*TASK REQUIREMENTS*.
Answer with a single number: the count of lines that hold "name".

[A block of data]
————————

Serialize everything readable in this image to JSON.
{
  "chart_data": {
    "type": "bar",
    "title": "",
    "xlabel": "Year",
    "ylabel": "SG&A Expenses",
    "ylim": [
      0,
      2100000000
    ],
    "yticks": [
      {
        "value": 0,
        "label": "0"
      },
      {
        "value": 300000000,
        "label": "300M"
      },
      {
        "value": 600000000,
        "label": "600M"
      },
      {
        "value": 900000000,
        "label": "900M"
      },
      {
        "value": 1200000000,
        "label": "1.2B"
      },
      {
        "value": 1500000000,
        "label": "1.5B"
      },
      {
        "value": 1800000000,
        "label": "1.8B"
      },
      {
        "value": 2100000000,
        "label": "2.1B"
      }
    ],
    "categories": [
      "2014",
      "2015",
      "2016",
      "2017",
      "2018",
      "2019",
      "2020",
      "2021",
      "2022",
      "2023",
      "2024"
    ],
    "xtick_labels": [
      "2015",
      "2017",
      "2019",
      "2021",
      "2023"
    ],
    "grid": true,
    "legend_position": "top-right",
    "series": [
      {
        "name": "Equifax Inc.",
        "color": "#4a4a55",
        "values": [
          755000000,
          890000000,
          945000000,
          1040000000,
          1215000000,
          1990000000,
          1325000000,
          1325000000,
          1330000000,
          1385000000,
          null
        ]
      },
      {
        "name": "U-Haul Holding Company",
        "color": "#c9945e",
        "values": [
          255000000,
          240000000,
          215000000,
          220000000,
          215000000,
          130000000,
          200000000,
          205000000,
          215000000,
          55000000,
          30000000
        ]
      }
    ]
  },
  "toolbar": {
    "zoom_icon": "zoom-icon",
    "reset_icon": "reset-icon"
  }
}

————————

*EXERCISE ANSWER*.
2